* **Stated task**
Reproduce the listing that follows with no differences at all.

Dataset records
════════
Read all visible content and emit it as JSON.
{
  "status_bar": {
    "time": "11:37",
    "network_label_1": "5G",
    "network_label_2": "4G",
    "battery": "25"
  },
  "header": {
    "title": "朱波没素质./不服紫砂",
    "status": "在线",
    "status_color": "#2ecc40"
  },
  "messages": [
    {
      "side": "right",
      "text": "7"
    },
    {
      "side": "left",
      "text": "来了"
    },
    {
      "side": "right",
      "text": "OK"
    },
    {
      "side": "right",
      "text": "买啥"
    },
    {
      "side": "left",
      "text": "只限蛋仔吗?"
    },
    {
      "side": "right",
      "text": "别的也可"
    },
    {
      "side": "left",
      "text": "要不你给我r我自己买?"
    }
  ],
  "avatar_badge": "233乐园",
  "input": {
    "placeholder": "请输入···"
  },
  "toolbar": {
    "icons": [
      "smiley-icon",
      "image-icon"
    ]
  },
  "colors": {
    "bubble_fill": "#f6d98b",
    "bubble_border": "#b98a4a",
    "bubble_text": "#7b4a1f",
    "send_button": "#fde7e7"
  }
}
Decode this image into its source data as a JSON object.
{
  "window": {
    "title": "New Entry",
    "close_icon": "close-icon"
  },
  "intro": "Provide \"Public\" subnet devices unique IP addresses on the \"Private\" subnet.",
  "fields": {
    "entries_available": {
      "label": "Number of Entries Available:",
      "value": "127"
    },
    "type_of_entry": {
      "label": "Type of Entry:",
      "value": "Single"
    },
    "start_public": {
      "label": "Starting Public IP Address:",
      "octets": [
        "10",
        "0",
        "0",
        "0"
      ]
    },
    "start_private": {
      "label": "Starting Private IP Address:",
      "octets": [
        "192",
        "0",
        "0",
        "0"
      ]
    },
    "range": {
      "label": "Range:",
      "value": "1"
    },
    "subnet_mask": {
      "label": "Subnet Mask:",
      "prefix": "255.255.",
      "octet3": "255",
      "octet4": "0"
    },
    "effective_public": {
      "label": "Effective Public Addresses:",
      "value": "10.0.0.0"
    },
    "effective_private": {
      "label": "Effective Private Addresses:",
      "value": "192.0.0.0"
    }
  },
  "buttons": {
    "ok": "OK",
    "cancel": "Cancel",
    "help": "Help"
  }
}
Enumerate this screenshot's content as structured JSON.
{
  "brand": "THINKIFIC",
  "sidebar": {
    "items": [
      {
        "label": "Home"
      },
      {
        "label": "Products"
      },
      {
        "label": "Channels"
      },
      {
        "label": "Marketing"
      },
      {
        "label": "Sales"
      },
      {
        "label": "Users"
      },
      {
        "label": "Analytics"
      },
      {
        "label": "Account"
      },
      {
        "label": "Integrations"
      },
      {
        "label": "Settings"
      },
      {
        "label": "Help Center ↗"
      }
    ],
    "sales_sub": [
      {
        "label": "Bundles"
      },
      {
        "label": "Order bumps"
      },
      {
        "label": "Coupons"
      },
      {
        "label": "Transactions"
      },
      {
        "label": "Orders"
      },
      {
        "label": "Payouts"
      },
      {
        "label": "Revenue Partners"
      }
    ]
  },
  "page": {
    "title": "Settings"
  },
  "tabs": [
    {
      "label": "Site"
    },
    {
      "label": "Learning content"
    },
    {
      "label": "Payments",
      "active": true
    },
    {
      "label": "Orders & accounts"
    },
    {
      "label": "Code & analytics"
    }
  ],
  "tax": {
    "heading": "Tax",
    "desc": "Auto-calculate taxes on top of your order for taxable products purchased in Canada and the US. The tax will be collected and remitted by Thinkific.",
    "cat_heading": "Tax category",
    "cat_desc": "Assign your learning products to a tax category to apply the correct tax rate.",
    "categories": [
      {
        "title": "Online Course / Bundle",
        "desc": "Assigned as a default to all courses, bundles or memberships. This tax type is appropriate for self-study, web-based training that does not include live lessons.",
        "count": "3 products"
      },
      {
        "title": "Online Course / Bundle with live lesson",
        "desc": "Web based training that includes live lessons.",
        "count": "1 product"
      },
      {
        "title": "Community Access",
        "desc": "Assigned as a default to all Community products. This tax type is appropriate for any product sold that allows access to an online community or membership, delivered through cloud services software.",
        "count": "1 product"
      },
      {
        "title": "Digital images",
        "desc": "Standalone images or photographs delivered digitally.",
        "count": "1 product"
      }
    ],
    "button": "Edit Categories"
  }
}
════════
* **Response to the exercise**
Read all visible content and emit it as JSON.
{
  "status_bar": {
    "time": "11:37",
    "network_label_1": "5G",
    "network_label_2": "4G",
    "battery": "25"
  },
  "header": {
    "title": "朱波没素质./不服紫砂",
    "status": "在线",
    "status_color": "#2ecc40"
  },
  "messages": [
    {
      "side": "right",
      "text": "7"
    },
    {
      "side": "left",
      "text": "来了"
    },
    {
      "side": "right",
      "text": "OK"
    },
    {
      "side": "right",
      "text": "买啥"
    },
    {
      "side": "left",
      "text": "只限蛋仔吗?"
    },
    {
      "side": "right",
      "text": "别的也可"
    },
    {
      "side": "left",
      "text": "要不你给我r我自己买?"
    }
  ],
  "avatar_badge": "233乐园",
  "input": {
    "placeholder": "请输入···"
  },
  "toolbar": {
    "icons": [
      "smiley-icon",
      "image-icon"
    ]
  },
  "colors": {
    "bubble_fill": "#f6d98b",
    "bubble_border": "#b98a4a",
    "bubble_text": "#7b4a1f",
    "send_button": "#fde7e7"
  }
}
Decode this image into its source data as a JSON object.
{
  "window": {
    "title": "New Entry",
    "close_icon": "close-icon"
  },
  "intro": "Provide \"Public\" subnet devices unique IP addresses on the \"Private\" subnet.",
  "fields": {
    "entries_available": {
      "label": "Number of Entries Available:",
      "value": "127"
    },
    "type_of_entry": {
      "label": "Type of Entry:",
      "value": "Single"
    },
    "start_public": {
      "label": "Starting Public IP Address:",
      "octets": [
        "10",
        "0",
        "0",
        "0"
      ]
    },
    "start_private": {
      "label": "Starting Private IP Address:",
      "octets": [
        "192",
        "0",
        "0",
        "0"
      ]
    },
    "range": {
      "label": "Range:",
      "value": "1"
    },
    "subnet_mask": {
      "label": "Subnet Mask:",
      "prefix": "255.255.",
      "octet3": "255",
      "octet4": "0"
    },
    "effective_public": {
      "label": "Effective Public Addresses:",
      "value": "10.0.0.0"
    },
    "effective_private": {
      "label": "Effective Private Addresses:",
      "value": "192.0.0.0"
    }
  },
  "buttons": {
    "ok": "OK",
    "cancel": "Cancel",
    "help": "Help"
  }
}
Enumerate this screenshot's content as structured JSON.
{
  "brand": "THINKIFIC",
  "sidebar": {
    "items": [
      {
        "label": "Home"
      },
      {
        "label": "Products"
      },
      {
        "label": "Channels"
      },
      {
        "label": "Marketing"
      },
      {
        "label": "Sales"
      },
      {
        "label": "Users"
      },
      {
        "label": "Analytics"
      },
      {
        "label": "Account"
      },
      {
        "label": "Integrations"
      },
      {
        "label": "Settings"
      },
      {
        "label": "Help Center ↗"
      }
    ],
    "sales_sub": [
      {
        "label": "Bundles"
      },
      {
        "label": "Order bumps"
      },
      {
        "label": "Coupons"
      },
      {
        "label": "Transactions"
      },
      {
        "label": "Orders"
      },
      {
        "label": "Payouts"
      },
      {
        "label": "Revenue Partners"
      }
    ]
  },
  "page": {
    "title": "Settings"
  },
  "tabs": [
    {
      "label": "Site"
    },
    {
      "label": "Learning content"
    },
    {
      "label": "Payments",
      "active": true
    },
    {
      "label": "Orders & accounts"
    },
    {
      "label": "Code & analytics"
    }
  ],
  "tax": {
    "heading": "Tax",
    "desc": "Auto-calculate taxes on top of your order for taxable products purchased in Canada and the US. The tax will be collected and remitted by Thinkific.",
    "cat_heading": "Tax category",
    "cat_desc": "Assign your learning products to a tax category to apply the correct tax rate.",
    "categories": [
      {
        "title": "Online Course / Bundle",
        "desc": "Assigned as a default to all courses, bundles or memberships. This tax type is appropriate for self-study, web-based training that does not include live lessons.",
        "count": "3 products"
      },
      {
        "title": "Online Course / Bundle with live lesson",
        "desc": "Web based training that includes live lessons.",
        "count": "1 product"
      },
      {
        "title": "Community Access",
        "desc": "Assigned as a default to all Community products. This tax type is appropriate for any product sold that allows access to an online community or membership, delivered through cloud services software.",
        "count": "1 product"
      },
      {
        "title": "Digital images",
        "desc": "Standalone images or photographs delivered digitally.",
        "count": "1 product"
      }
    ],
    "button": "Edit Categories"
  }
}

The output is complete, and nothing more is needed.